Repeat the entries that follow verbatim, without any of their pictures.
+===+
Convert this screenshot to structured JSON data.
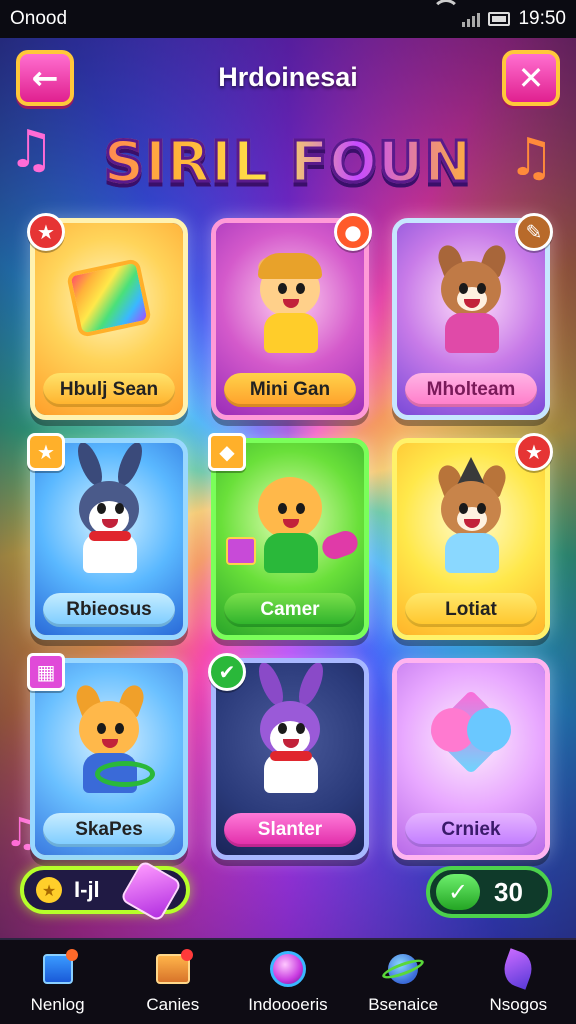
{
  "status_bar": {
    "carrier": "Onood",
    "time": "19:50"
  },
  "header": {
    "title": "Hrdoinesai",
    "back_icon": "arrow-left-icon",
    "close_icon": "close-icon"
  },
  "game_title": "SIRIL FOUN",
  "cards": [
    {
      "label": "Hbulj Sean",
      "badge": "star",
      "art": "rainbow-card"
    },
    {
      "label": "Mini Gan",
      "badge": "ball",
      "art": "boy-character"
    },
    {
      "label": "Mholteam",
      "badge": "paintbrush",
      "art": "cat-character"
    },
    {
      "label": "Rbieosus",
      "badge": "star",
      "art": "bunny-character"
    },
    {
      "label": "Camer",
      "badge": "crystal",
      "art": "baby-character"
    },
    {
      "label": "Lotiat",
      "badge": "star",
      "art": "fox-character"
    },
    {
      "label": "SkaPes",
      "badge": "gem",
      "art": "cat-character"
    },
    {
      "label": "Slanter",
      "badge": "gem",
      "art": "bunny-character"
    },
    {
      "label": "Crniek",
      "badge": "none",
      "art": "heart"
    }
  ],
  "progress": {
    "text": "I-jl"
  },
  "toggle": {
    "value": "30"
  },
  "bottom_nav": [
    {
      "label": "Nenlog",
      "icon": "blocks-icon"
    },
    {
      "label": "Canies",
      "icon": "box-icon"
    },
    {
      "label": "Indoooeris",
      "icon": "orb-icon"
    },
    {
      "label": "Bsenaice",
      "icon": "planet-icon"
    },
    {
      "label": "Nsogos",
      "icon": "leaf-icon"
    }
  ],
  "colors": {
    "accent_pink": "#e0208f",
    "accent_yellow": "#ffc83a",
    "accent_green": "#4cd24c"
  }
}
+===+
* [PROBLEM SOLUTION]
Convert this screenshot to structured JSON data.
{
  "status_bar": {
    "carrier": "Onood",
    "time": "19:50"
  },
  "header": {
    "title": "Hrdoinesai",
    "back_icon": "arrow-left-icon",
    "close_icon": "close-icon"
  },
  "game_title": "SIRIL FOUN",
  "cards": [
    {
      "label": "Hbulj Sean",
      "badge": "star",
      "art": "rainbow-card"
    },
    {
      "label": "Mini Gan",
      "badge": "ball",
      "art": "boy-character"
    },
    {
      "label": "Mholteam",
      "badge": "paintbrush",
      "art": "cat-character"
    },
    {
      "label": "Rbieosus",
      "badge": "star",
      "art": "bunny-character"
    },
    {
      "label": "Camer",
      "badge": "crystal",
      "art": "baby-character"
    },
    {
      "label": "Lotiat",
      "badge": "star",
      "art": "fox-character"
    },
    {
      "label": "SkaPes",
      "badge": "gem",
      "art": "cat-character"
    },
    {
      "label": "Slanter",
      "badge": "gem",
      "art": "bunny-character"
    },
    {
      "label": "Crniek",
      "badge": "none",
      "art": "heart"
    }
  ],
  "progress": {
    "text": "I-jl"
  },
  "toggle": {
    "value": "30"
  },
  "bottom_nav": [
    {
      "label": "Nenlog",
      "icon": "blocks-icon"
    },
    {
      "label": "Canies",
      "icon": "box-icon"
    },
    {
      "label": "Indoooeris",
      "icon": "orb-icon"
    },
    {
      "label": "Bsenaice",
      "icon": "planet-icon"
    },
    {
      "label": "Nsogos",
      "icon": "leaf-icon"
    }
  ],
  "colors": {
    "accent_pink": "#e0208f",
    "accent_yellow": "#ffc83a",
    "accent_green": "#4cd24c"
  }
}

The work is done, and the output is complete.